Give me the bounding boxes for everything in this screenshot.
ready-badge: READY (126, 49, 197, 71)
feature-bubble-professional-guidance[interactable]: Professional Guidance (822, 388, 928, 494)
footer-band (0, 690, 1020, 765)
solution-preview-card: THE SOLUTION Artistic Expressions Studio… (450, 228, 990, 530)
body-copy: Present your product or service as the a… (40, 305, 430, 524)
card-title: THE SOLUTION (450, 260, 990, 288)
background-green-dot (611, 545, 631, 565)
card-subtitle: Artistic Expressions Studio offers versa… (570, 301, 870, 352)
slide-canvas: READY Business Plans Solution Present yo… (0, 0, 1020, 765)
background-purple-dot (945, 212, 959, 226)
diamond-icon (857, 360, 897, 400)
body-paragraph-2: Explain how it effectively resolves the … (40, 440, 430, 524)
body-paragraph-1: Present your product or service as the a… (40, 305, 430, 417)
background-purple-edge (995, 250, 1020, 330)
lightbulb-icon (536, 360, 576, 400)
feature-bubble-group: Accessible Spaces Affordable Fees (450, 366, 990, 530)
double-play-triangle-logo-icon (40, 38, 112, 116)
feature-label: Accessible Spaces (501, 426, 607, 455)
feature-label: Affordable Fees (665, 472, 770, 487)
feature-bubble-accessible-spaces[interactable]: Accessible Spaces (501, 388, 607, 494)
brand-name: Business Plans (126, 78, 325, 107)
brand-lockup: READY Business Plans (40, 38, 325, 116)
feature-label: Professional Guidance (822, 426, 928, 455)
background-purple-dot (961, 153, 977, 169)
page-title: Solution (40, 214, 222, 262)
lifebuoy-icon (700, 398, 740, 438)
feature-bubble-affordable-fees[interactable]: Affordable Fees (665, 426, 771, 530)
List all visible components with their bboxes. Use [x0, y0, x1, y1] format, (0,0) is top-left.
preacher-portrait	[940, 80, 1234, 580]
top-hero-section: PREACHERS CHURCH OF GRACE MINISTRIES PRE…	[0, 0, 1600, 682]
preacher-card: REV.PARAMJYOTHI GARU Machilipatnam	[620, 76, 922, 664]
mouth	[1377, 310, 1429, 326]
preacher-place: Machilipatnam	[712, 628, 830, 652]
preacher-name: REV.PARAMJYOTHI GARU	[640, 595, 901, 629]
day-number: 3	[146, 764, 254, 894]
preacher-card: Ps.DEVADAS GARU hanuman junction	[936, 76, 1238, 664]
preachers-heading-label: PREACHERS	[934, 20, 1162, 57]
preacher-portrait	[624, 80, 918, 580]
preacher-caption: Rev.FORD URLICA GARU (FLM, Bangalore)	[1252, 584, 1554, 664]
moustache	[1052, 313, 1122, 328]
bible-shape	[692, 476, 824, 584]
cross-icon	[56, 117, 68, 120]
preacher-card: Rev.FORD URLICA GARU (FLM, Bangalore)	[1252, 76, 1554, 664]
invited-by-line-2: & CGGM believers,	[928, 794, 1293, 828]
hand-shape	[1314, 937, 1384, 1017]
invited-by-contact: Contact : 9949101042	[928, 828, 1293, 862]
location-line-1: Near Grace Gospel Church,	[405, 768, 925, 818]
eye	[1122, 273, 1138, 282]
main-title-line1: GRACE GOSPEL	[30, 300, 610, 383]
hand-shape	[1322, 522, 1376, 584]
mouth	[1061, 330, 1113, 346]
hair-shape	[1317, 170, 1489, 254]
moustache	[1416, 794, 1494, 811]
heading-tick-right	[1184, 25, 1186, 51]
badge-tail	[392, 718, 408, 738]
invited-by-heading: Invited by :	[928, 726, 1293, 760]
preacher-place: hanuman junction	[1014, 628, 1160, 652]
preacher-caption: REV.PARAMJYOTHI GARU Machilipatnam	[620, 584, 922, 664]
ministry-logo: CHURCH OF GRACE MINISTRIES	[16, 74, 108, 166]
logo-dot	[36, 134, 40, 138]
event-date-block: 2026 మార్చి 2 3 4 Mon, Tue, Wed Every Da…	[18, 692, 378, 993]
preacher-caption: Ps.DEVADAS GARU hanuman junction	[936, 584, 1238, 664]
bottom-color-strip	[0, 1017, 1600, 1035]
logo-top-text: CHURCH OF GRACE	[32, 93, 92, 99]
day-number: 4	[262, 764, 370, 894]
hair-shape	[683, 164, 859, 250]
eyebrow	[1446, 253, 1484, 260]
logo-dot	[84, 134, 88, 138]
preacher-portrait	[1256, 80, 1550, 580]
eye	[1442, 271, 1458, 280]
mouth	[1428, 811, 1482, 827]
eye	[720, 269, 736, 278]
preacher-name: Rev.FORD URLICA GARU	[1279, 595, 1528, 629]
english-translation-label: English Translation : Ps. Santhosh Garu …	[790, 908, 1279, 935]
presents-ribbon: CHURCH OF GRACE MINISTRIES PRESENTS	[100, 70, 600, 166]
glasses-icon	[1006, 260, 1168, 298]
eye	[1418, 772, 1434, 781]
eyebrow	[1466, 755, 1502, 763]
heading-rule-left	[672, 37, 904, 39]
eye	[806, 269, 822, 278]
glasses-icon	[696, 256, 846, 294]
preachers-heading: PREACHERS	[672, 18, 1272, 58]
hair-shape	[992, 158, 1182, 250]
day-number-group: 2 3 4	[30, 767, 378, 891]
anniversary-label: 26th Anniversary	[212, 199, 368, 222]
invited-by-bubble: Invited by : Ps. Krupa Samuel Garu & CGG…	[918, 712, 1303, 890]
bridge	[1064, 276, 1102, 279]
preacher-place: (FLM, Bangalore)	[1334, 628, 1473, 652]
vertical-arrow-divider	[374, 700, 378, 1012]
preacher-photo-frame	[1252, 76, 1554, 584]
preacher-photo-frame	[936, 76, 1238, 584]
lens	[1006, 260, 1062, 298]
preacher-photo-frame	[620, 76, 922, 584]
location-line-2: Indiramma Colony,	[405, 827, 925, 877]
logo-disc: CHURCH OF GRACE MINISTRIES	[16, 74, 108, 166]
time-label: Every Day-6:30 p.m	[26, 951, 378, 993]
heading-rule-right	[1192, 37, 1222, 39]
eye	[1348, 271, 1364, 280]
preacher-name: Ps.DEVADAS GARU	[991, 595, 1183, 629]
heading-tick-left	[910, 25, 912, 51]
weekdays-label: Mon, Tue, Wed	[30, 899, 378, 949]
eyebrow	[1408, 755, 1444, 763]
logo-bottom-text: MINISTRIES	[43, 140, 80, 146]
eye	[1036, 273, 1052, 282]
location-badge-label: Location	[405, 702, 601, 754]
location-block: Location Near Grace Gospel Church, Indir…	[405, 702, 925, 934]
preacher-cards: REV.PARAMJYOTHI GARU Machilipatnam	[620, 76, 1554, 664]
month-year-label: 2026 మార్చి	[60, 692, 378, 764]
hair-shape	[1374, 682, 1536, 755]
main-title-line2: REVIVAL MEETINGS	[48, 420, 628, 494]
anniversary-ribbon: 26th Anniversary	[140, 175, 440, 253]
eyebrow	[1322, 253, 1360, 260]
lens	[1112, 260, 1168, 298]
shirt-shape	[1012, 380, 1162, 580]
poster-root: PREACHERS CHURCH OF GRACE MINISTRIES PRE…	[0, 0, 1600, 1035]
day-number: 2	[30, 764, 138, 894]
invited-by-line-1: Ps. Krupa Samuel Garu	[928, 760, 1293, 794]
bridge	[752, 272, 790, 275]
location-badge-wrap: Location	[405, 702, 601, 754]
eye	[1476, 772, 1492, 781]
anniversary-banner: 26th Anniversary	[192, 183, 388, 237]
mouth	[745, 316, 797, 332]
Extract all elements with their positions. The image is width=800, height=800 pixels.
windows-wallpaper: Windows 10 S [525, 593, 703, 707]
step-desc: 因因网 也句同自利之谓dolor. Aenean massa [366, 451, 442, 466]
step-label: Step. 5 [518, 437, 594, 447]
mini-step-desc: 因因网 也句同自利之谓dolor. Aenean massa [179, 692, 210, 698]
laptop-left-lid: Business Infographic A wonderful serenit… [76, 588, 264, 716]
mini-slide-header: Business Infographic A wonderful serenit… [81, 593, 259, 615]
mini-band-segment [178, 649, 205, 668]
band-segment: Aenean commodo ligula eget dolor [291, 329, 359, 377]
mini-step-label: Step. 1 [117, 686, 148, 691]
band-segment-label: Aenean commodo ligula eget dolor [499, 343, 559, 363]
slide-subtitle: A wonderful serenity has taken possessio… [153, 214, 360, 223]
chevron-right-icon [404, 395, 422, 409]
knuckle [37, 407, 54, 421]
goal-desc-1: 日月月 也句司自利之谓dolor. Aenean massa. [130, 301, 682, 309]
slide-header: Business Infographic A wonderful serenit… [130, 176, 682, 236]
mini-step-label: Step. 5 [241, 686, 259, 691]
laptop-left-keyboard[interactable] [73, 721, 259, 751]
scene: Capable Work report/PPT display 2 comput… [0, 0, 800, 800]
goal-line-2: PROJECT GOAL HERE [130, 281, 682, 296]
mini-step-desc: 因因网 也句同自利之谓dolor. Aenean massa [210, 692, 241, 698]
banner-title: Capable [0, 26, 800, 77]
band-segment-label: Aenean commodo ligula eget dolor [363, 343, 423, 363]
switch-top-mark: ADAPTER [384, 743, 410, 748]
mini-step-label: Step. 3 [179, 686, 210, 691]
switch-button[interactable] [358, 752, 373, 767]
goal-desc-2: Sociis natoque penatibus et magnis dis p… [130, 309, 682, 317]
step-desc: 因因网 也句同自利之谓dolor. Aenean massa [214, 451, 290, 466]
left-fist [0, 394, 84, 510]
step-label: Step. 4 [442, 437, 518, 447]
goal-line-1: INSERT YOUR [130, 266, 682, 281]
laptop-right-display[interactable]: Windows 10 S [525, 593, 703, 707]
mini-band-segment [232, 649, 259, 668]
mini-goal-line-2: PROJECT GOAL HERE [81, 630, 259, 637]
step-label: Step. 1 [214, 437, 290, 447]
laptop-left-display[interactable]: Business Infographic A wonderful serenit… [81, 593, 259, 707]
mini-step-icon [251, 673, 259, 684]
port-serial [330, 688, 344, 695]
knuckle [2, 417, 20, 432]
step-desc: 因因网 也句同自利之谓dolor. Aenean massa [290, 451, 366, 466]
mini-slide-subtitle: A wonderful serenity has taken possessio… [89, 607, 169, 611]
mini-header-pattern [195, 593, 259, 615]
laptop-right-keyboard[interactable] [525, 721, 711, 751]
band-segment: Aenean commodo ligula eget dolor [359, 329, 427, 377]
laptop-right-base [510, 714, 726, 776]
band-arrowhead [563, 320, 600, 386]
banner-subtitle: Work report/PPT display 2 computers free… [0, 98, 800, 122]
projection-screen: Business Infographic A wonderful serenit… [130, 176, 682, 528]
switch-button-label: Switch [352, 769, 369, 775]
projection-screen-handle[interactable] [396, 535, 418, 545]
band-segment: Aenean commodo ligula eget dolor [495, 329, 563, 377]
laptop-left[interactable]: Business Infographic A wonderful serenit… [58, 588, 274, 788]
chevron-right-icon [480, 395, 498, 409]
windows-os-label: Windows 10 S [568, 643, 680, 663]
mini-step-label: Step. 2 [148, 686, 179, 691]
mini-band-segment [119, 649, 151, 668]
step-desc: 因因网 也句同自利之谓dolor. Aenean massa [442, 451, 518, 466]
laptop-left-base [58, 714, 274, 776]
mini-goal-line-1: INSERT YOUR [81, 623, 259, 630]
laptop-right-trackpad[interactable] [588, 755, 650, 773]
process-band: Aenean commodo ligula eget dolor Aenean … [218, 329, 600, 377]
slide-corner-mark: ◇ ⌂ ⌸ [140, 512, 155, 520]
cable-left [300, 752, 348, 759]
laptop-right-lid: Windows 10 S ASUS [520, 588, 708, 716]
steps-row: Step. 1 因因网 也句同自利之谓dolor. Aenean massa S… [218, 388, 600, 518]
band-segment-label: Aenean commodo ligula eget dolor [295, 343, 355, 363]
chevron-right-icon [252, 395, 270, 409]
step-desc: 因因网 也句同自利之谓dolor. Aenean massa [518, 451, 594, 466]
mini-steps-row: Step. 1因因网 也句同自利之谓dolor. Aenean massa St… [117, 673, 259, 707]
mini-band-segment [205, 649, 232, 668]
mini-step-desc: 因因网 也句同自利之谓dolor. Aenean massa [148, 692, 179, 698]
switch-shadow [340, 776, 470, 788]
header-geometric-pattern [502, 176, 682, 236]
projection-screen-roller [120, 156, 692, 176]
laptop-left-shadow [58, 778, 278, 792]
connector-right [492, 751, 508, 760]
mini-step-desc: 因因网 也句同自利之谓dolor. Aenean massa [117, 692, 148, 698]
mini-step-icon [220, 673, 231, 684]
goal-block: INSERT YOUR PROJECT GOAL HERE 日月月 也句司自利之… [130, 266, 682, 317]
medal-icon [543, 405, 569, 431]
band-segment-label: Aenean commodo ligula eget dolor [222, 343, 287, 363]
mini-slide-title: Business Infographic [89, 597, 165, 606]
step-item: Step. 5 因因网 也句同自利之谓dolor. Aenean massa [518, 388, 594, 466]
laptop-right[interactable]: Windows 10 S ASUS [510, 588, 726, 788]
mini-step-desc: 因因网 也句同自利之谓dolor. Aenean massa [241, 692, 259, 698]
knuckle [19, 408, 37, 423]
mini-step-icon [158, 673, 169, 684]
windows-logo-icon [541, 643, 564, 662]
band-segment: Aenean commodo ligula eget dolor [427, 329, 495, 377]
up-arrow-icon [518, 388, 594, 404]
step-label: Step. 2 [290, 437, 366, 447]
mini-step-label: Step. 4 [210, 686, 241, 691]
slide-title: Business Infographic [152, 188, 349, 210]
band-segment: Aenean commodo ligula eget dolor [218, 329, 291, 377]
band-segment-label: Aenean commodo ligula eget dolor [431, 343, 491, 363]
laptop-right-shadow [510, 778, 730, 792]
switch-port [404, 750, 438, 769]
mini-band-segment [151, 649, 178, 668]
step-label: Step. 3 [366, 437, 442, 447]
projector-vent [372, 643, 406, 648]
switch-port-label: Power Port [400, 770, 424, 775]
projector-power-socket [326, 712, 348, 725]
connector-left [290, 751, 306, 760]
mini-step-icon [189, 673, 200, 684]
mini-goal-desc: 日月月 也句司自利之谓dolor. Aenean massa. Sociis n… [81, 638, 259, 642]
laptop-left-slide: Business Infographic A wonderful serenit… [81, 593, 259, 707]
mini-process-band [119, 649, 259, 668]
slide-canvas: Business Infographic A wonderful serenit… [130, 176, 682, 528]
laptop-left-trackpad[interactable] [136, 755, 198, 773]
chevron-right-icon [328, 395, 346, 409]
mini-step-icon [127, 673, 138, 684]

Instructions to follow: Write out the lines starting at the beginning of the records and ending at the line containing "footer-band (0, 690, 1020, 765)", with both ends included.

Answer to this task:
Give me the bounding boxes for everything in this screenshot.
ready-badge: READY (126, 49, 197, 71)
feature-bubble-professional-guidance[interactable]: Professional Guidance (822, 388, 928, 494)
footer-band (0, 690, 1020, 765)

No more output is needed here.